## Written exercise
Below is some material; set it all down exactly, apart from the pictures.

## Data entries
───

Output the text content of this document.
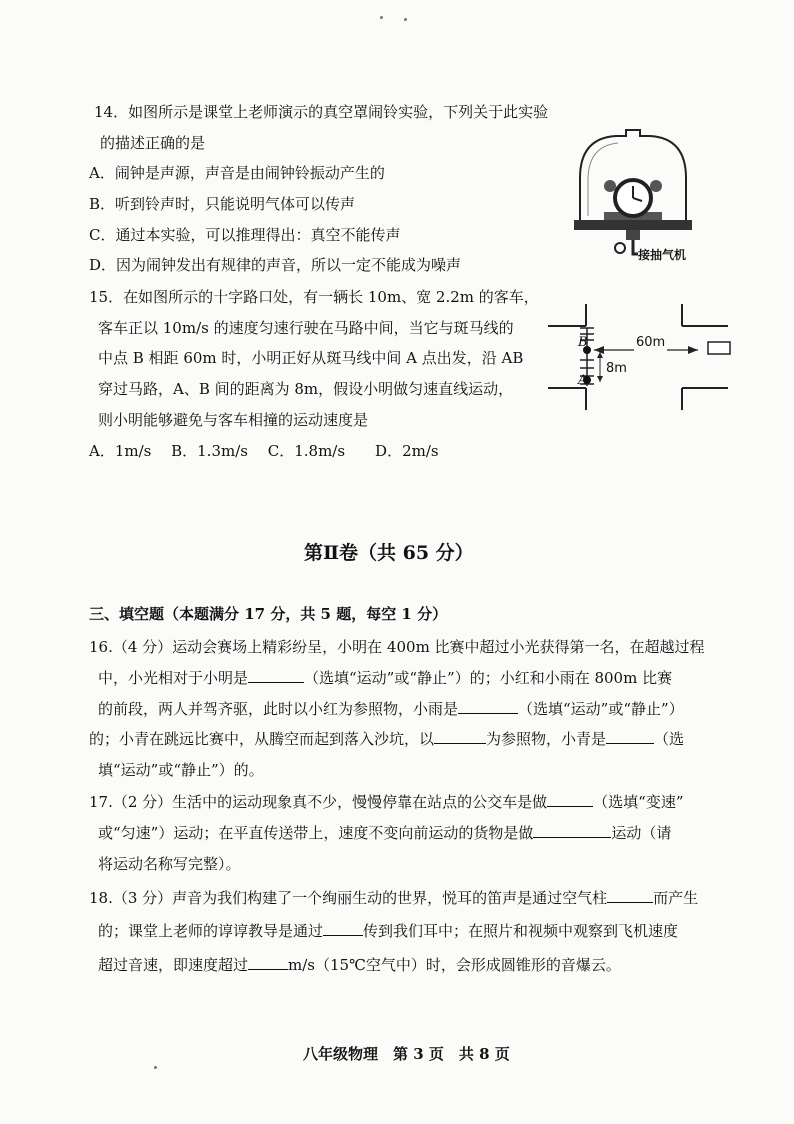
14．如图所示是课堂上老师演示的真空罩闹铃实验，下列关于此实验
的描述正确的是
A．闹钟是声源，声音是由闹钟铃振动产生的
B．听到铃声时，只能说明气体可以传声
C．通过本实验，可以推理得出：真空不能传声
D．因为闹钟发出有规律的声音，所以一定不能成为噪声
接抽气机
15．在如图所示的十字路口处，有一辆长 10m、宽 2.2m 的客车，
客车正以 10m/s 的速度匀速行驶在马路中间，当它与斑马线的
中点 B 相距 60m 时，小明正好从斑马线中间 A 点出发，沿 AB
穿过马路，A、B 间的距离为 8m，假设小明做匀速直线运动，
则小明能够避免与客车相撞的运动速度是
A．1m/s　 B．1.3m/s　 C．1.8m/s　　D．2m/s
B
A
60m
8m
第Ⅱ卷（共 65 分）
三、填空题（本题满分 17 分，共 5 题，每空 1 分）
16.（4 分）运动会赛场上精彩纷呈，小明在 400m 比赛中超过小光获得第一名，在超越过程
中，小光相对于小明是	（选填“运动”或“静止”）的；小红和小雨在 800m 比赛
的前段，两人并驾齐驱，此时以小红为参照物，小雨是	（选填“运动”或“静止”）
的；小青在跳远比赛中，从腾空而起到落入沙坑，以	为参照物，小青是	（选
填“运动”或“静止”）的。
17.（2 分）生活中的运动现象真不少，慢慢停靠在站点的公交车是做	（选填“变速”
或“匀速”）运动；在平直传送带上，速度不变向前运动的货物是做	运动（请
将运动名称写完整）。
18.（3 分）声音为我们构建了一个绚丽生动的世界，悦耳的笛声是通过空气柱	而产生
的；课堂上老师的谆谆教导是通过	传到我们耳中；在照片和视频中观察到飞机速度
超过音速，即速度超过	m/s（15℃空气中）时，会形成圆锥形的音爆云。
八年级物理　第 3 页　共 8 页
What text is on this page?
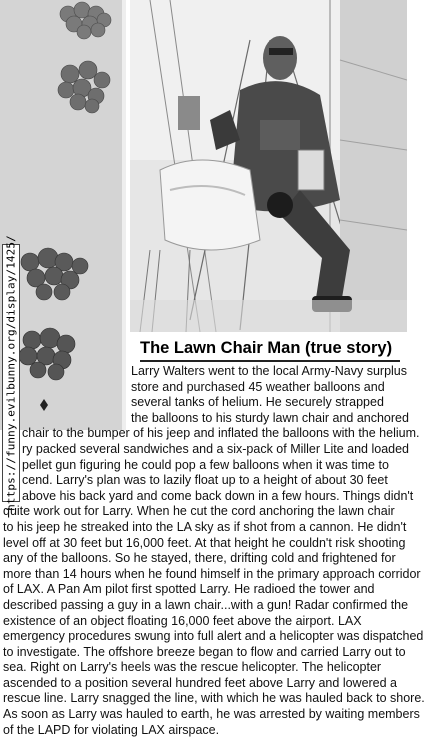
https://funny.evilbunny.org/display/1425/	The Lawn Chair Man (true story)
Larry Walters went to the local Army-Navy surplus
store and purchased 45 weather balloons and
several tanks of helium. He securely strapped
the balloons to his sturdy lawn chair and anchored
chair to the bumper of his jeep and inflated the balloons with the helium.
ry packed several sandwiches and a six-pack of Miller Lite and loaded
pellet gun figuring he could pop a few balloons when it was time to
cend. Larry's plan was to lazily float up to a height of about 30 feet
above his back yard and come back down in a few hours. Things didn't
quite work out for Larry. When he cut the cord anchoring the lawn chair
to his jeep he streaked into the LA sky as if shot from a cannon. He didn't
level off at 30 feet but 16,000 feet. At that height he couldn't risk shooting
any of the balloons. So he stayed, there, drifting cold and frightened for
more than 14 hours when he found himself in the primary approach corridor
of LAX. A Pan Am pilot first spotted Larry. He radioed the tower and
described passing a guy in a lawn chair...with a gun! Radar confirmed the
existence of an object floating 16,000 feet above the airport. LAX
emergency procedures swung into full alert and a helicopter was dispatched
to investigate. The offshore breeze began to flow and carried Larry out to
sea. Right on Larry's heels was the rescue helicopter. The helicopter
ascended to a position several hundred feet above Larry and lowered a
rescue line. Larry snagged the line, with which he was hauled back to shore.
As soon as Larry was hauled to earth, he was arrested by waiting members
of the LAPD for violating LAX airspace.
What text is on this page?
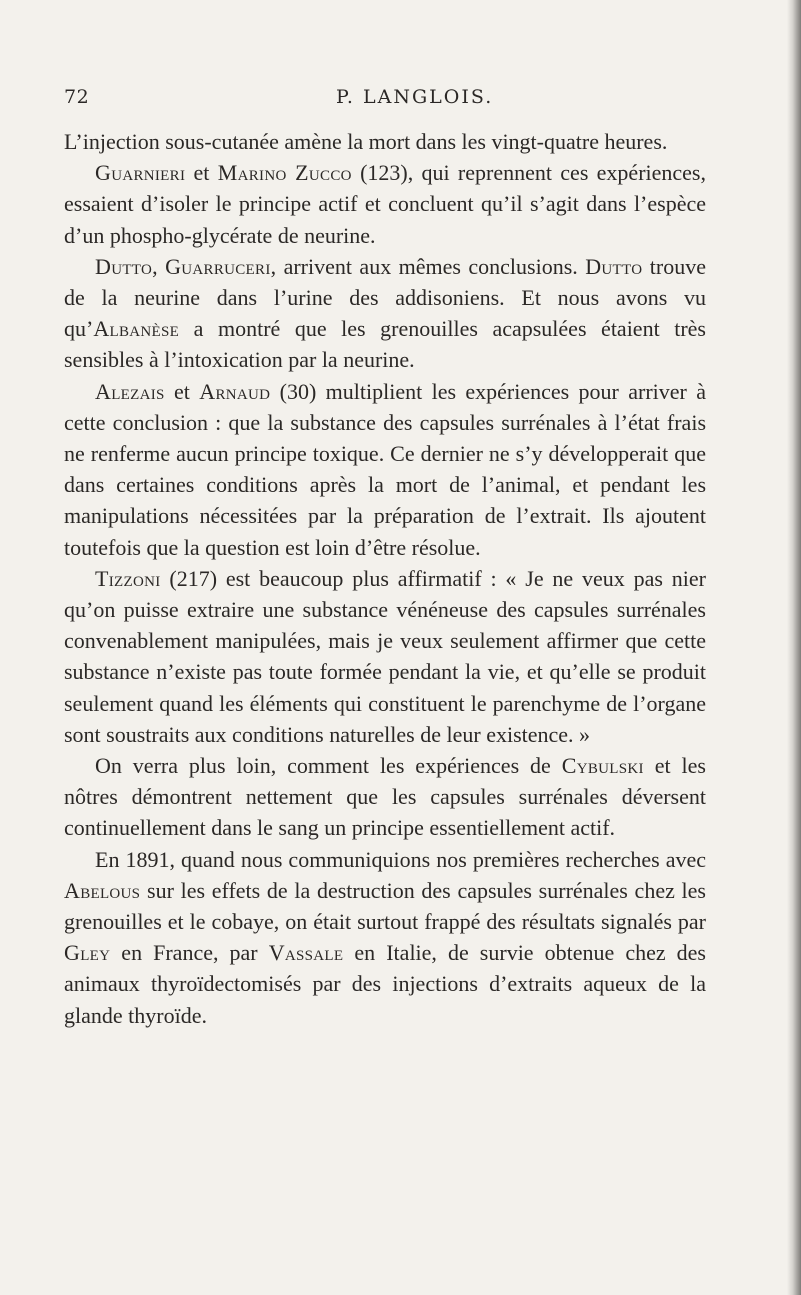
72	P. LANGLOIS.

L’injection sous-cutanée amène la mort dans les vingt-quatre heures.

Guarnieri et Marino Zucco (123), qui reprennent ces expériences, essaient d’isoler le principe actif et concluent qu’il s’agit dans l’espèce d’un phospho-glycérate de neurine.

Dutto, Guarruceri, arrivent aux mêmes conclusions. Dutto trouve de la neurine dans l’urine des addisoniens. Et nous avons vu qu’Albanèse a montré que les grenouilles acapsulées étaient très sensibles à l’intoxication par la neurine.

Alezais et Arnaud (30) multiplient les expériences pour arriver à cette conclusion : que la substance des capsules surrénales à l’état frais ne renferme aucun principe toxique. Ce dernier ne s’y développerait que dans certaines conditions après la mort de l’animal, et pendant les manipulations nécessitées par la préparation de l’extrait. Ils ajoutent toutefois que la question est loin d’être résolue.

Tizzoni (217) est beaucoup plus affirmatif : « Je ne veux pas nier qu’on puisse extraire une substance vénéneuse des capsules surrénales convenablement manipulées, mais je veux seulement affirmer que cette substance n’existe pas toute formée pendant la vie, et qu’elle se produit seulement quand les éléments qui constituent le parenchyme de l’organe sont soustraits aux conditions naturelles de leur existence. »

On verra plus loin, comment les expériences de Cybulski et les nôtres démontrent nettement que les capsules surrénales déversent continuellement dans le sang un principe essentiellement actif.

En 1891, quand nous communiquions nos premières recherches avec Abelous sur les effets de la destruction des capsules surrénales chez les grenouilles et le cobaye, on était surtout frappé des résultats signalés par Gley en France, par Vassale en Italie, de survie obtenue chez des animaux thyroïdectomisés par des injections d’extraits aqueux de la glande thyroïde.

───

## Problem solution
Output the text content of this document.
14．如图所示是课堂上老师演示的真空罩闹铃实验，下列关于此实验
的描述正确的是
A．闹钟是声源，声音是由闹钟铃振动产生的
B．听到铃声时，只能说明气体可以传声
C．通过本实验，可以推理得出：真空不能传声
D．因为闹钟发出有规律的声音，所以一定不能成为噪声
接抽气机
15．在如图所示的十字路口处，有一辆长 10m、宽 2.2m 的客车，
客车正以 10m/s 的速度匀速行驶在马路中间，当它与斑马线的
中点 B 相距 60m 时，小明正好从斑马线中间 A 点出发，沿 AB
穿过马路，A、B 间的距离为 8m，假设小明做匀速直线运动，
则小明能够避免与客车相撞的运动速度是
A．1m/s　 B．1.3m/s　 C．1.8m/s　　D．2m/s
B
A
60m
8m
第Ⅱ卷（共 65 分）
三、填空题（本题满分 17 分，共 5 题，每空 1 分）
16.（4 分）运动会赛场上精彩纷呈，小明在 400m 比赛中超过小光获得第一名，在超越过程
中，小光相对于小明是	（选填“运动”或“静止”）的；小红和小雨在 800m 比赛
的前段，两人并驾齐驱，此时以小红为参照物，小雨是	（选填“运动”或“静止”）
的；小青在跳远比赛中，从腾空而起到落入沙坑，以	为参照物，小青是	（选
填“运动”或“静止”）的。
17.（2 分）生活中的运动现象真不少，慢慢停靠在站点的公交车是做	（选填“变速”
或“匀速”）运动；在平直传送带上，速度不变向前运动的货物是做	运动（请
将运动名称写完整）。
18.（3 分）声音为我们构建了一个绚丽生动的世界，悦耳的笛声是通过空气柱	而产生
的；课堂上老师的谆谆教导是通过	传到我们耳中；在照片和视频中观察到飞机速度
超过音速，即速度超过	m/s（15℃空气中）时，会形成圆锥形的音爆云。
八年级物理　第 3 页　共 8 页
What text is on this page?
https://funny.evilbunny.org/display/1425/	The Lawn Chair Man (true story)
Larry Walters went to the local Army-Navy surplus
store and purchased 45 weather balloons and
several tanks of helium. He securely strapped
the balloons to his sturdy lawn chair and anchored
chair to the bumper of his jeep and inflated the balloons with the helium.
ry packed several sandwiches and a six-pack of Miller Lite and loaded
pellet gun figuring he could pop a few balloons when it was time to
cend. Larry's plan was to lazily float up to a height of about 30 feet
above his back yard and come back down in a few hours. Things didn't
quite work out for Larry. When he cut the cord anchoring the lawn chair
to his jeep he streaked into the LA sky as if shot from a cannon. He didn't
level off at 30 feet but 16,000 feet. At that height he couldn't risk shooting
any of the balloons. So he stayed, there, drifting cold and frightened for
more than 14 hours when he found himself in the primary approach corridor
of LAX. A Pan Am pilot first spotted Larry. He radioed the tower and
described passing a guy in a lawn chair...with a gun! Radar confirmed the
existence of an object floating 16,000 feet above the airport. LAX
emergency procedures swung into full alert and a helicopter was dispatched
to investigate. The offshore breeze began to flow and carried Larry out to
sea. Right on Larry's heels was the rescue helicopter. The helicopter
ascended to a position several hundred feet above Larry and lowered a
rescue line. Larry snagged the line, with which he was hauled back to shore.
As soon as Larry was hauled to earth, he was arrested by waiting members
of the LAPD for violating LAX airspace.
What text is on this page?
72	P. LANGLOIS.

L’injection sous-cutanée amène la mort dans les vingt-quatre heures.

Guarnieri et Marino Zucco (123), qui reprennent ces expériences, essaient d’isoler le principe actif et concluent qu’il s’agit dans l’espèce d’un phospho-glycérate de neurine.

Dutto, Guarruceri, arrivent aux mêmes conclusions. Dutto trouve de la neurine dans l’urine des addisoniens. Et nous avons vu qu’Albanèse a montré que les grenouilles acapsulées étaient très sensibles à l’intoxication par la neurine.

Alezais et Arnaud (30) multiplient les expériences pour arriver à cette conclusion : que la substance des capsules surrénales à l’état frais ne renferme aucun principe toxique. Ce dernier ne s’y développerait que dans certaines conditions après la mort de l’animal, et pendant les manipulations nécessitées par la préparation de l’extrait. Ils ajoutent toutefois que la question est loin d’être résolue.

Tizzoni (217) est beaucoup plus affirmatif : « Je ne veux pas nier qu’on puisse extraire une substance vénéneuse des capsules surrénales convenablement manipulées, mais je veux seulement affirmer que cette substance n’existe pas toute formée pendant la vie, et qu’elle se produit seulement quand les éléments qui constituent le parenchyme de l’organe sont soustraits aux conditions naturelles de leur existence. »

On verra plus loin, comment les expériences de Cybulski et les nôtres démontrent nettement que les capsules surrénales déversent continuellement dans le sang un principe essentiellement actif.

En 1891, quand nous communiquions nos premières recherches avec Abelous sur les effets de la destruction des capsules surrénales chez les grenouilles et le cobaye, on était surtout frappé des résultats signalés par Gley en France, par Vassale en Italie, de survie obtenue chez des animaux thyroïdectomisés par des injections d’extraits aqueux de la glande thyroïde.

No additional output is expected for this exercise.